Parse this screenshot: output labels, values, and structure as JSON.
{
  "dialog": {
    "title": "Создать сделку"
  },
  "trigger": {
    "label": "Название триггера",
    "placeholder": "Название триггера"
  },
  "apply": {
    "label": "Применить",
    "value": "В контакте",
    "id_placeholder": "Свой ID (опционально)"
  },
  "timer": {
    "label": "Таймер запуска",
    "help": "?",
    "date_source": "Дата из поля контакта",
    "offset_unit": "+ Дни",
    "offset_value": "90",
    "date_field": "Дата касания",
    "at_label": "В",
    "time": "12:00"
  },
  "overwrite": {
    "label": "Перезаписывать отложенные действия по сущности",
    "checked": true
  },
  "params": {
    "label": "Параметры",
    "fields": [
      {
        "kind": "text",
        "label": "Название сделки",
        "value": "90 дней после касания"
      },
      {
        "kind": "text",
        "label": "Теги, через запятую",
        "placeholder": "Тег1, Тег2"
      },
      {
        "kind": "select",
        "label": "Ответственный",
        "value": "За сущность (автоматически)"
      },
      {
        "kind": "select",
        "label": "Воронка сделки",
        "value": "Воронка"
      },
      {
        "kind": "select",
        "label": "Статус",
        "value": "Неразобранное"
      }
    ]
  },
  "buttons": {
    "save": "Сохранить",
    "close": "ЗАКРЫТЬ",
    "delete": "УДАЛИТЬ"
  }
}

▶ [What the exercise asks] Each entry must be reproduced verbatim.

▶ [Output of the exercise]
Parse this screenshot: output labels, values, and structure as JSON.
{
  "dialog": {
    "title": "Создать сделку"
  },
  "trigger": {
    "label": "Название триггера",
    "placeholder": "Название триггера"
  },
  "apply": {
    "label": "Применить",
    "value": "В контакте",
    "id_placeholder": "Свой ID (опционально)"
  },
  "timer": {
    "label": "Таймер запуска",
    "help": "?",
    "date_source": "Дата из поля контакта",
    "offset_unit": "+ Дни",
    "offset_value": "90",
    "date_field": "Дата касания",
    "at_label": "В",
    "time": "12:00"
  },
  "overwrite": {
    "label": "Перезаписывать отложенные действия по сущности",
    "checked": true
  },
  "params": {
    "label": "Параметры",
    "fields": [
      {
        "kind": "text",
        "label": "Название сделки",
        "value": "90 дней после касания"
      },
      {
        "kind": "text",
        "label": "Теги, через запятую",
        "placeholder": "Тег1, Тег2"
      },
      {
        "kind": "select",
        "label": "Ответственный",
        "value": "За сущность (автоматически)"
      },
      {
        "kind": "select",
        "label": "Воронка сделки",
        "value": "Воронка"
      },
      {
        "kind": "select",
        "label": "Статус",
        "value": "Неразобранное"
      }
    ]
  },
  "buttons": {
    "save": "Сохранить",
    "close": "ЗАКРЫТЬ",
    "delete": "УДАЛИТЬ"
  }
}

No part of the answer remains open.